>> START TASK INPUTS
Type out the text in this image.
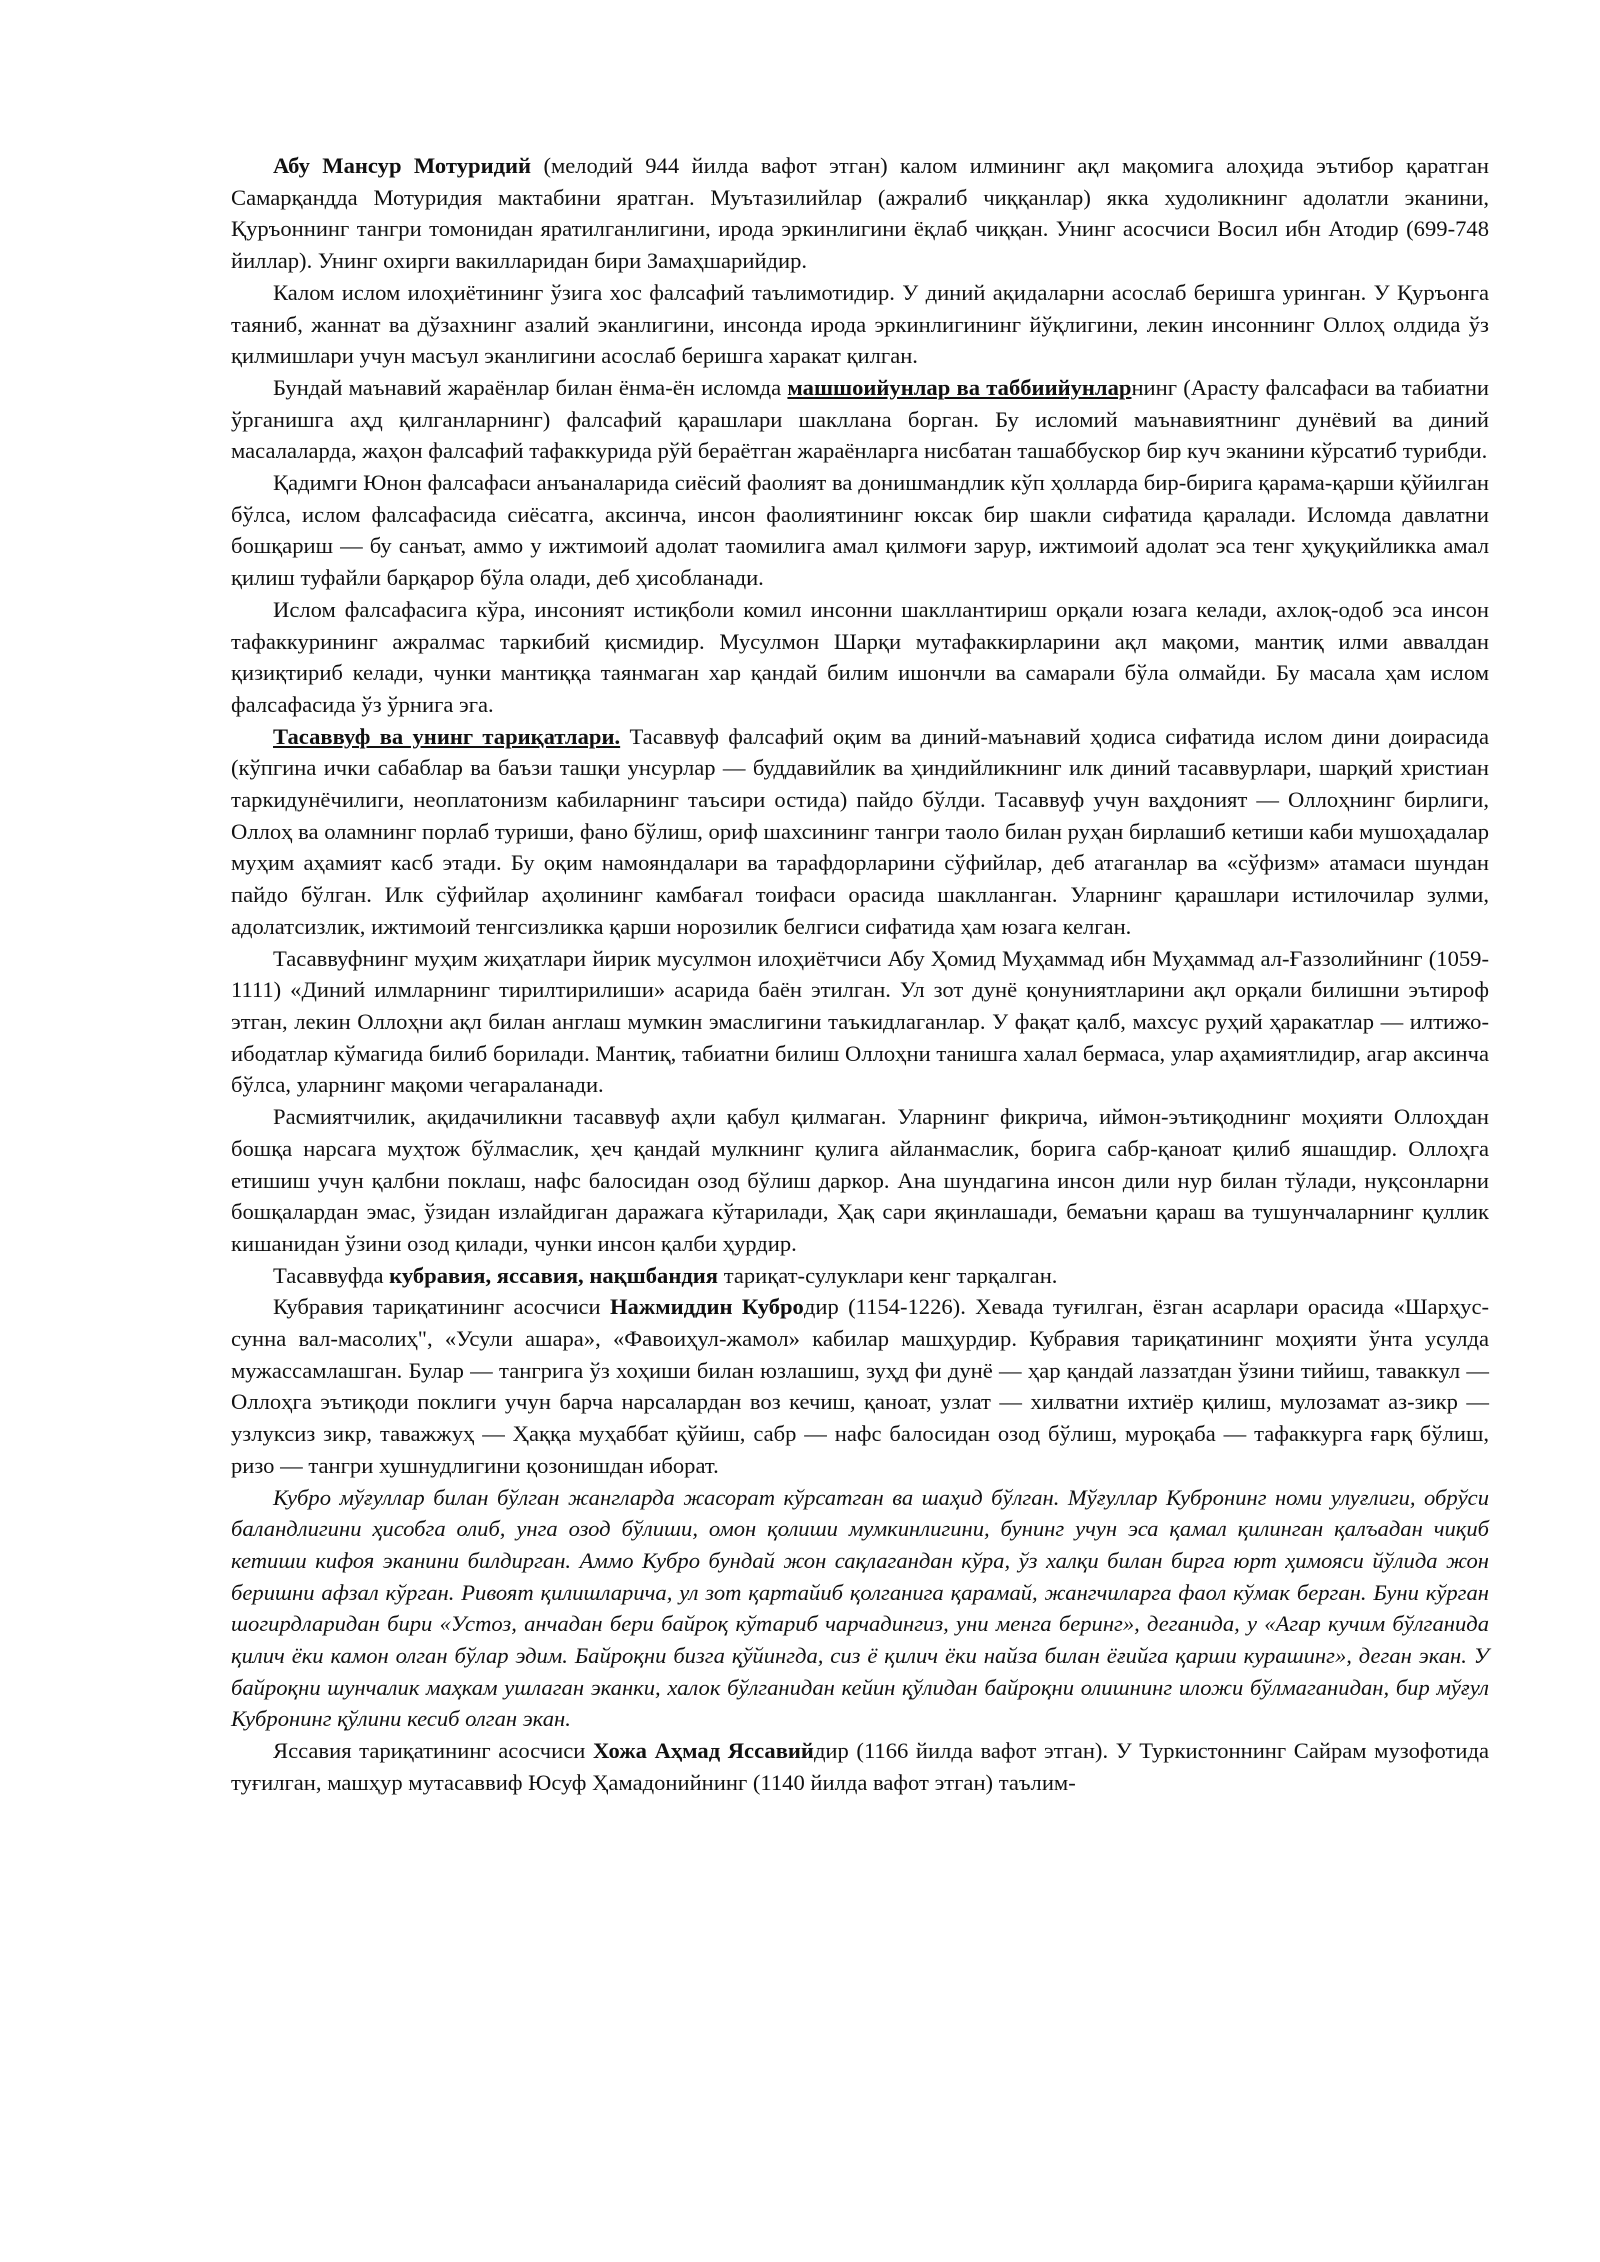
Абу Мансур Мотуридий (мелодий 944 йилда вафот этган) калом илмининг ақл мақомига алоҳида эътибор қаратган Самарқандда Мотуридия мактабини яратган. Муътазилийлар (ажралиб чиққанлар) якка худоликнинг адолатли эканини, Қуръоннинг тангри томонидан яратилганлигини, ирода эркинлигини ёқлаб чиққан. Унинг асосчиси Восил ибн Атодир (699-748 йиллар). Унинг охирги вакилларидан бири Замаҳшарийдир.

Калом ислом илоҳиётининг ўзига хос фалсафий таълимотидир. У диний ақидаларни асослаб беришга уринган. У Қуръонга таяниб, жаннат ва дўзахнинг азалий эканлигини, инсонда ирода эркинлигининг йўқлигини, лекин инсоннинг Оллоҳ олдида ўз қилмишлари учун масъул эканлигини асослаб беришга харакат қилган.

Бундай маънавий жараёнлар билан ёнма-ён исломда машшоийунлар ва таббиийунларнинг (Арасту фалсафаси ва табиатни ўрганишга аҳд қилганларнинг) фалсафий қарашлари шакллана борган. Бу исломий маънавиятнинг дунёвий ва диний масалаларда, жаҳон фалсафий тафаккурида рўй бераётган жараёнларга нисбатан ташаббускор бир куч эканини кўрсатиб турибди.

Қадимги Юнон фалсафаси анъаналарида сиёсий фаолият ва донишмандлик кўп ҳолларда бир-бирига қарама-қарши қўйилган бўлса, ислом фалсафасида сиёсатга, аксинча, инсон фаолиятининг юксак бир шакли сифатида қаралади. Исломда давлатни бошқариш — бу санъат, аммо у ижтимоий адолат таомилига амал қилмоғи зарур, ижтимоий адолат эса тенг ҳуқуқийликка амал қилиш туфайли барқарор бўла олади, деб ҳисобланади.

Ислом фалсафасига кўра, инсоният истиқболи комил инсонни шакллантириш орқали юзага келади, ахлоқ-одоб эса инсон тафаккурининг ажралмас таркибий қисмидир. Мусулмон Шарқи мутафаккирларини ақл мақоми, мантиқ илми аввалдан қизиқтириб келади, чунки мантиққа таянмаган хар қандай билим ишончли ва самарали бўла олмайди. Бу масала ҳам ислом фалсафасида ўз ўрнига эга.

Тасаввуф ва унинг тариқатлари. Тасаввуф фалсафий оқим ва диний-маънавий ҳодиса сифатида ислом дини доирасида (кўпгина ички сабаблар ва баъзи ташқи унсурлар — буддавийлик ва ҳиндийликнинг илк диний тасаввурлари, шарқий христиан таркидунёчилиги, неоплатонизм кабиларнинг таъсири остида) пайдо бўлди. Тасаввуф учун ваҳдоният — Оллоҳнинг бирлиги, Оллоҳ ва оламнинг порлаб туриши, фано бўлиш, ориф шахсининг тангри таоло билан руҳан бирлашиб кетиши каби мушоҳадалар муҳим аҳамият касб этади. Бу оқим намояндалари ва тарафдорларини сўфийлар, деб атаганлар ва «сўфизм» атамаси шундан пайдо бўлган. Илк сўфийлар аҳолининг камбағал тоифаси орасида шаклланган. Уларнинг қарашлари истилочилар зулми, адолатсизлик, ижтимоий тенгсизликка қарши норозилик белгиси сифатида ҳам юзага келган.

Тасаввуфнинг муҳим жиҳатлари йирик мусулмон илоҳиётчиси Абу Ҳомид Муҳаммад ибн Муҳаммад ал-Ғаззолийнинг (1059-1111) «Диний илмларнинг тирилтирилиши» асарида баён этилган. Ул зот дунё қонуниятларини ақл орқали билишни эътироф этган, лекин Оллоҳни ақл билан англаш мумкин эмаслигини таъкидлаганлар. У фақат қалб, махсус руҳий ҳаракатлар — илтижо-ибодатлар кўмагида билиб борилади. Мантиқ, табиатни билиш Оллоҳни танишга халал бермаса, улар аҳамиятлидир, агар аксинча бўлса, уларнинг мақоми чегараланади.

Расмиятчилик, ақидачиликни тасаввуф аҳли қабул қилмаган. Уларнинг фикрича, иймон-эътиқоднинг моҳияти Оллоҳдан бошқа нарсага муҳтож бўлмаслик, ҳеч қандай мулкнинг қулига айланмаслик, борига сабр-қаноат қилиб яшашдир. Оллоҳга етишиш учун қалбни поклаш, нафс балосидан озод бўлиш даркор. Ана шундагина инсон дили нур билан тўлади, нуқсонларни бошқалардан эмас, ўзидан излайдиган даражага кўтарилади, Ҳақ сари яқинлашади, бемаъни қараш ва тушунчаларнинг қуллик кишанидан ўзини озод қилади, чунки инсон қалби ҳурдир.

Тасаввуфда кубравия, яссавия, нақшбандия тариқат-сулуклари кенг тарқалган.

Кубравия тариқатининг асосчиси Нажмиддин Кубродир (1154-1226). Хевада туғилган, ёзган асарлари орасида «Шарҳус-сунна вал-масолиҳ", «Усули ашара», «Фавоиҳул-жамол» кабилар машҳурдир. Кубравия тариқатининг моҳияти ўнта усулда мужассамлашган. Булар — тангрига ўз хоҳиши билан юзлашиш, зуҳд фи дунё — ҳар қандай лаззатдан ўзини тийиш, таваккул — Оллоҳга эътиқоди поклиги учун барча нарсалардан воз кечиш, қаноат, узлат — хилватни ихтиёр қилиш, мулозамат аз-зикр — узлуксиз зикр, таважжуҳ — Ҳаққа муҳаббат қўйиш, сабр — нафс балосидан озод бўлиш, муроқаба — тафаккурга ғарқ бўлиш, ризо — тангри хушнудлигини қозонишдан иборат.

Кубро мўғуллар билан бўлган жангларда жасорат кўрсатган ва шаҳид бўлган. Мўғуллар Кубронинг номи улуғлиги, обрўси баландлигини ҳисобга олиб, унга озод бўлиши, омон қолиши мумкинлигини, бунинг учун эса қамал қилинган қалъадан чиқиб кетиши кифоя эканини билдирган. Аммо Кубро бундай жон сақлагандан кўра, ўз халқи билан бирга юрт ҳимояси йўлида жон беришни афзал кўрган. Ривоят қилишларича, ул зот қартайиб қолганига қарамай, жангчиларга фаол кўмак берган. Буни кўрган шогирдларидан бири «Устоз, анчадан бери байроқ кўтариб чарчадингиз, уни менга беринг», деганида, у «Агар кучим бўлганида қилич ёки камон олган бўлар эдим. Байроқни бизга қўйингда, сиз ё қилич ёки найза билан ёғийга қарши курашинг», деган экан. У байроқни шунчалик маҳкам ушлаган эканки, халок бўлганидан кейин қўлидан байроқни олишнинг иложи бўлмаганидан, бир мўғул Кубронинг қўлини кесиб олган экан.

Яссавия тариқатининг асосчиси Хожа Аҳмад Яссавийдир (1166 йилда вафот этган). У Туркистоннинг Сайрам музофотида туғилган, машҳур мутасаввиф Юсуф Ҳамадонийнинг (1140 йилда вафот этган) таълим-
>> END TASK INPUTS
**WRITTEN INSTRUCTION:**
Search the data above for the string "қарашлари" and copy each line that has it.

**ANSWER TO THE PROBLEM:**
Бундай маънавий жараёнлар билан ёнма-ён исломда машшоийунлар ва таббиийунларнинг (Арасту фалсафаси ва табиатни ўрганишга аҳд қилганларнинг) фалсафий қарашлари шакллана борган. Бу исломий маънавиятнинг дунёвий ва диний масалаларда, жаҳон фалсафий тафаккурида рўй бераётган жараёнларга нисбатан ташаббускор бир куч эканини кўрсатиб турибди.
Тасаввуф ва унинг тариқатлари. Тасаввуф фалсафий оқим ва диний-маънавий ҳодиса сифатида ислом дини доирасида (кўпгина ички сабаблар ва баъзи ташқи унсурлар — буддавийлик ва ҳиндийликнинг илк диний тасаввурлари, шарқий христиан таркидунёчилиги, неоплатонизм кабиларнинг таъсири остида) пайдо бўлди. Тасаввуф учун ваҳдоният — Оллоҳнинг бирлиги, Оллоҳ ва оламнинг порлаб туриши, фано бўлиш, ориф шахсининг тангри таоло билан руҳан бирлашиб кетиши каби мушоҳадалар муҳим аҳамият касб этади. Бу оқим намояндалари ва тарафдорларини сўфийлар, деб атаганлар ва «сўфизм» атамаси шундан пайдо бўлган. Илк сўфийлар аҳолининг камбағал тоифаси орасида шаклланган. Уларнинг қарашлари истилочилар зулми, адолатсизлик, ижтимоий тенгсизликка қарши норозилик белгиси сифатида ҳам юзага келган.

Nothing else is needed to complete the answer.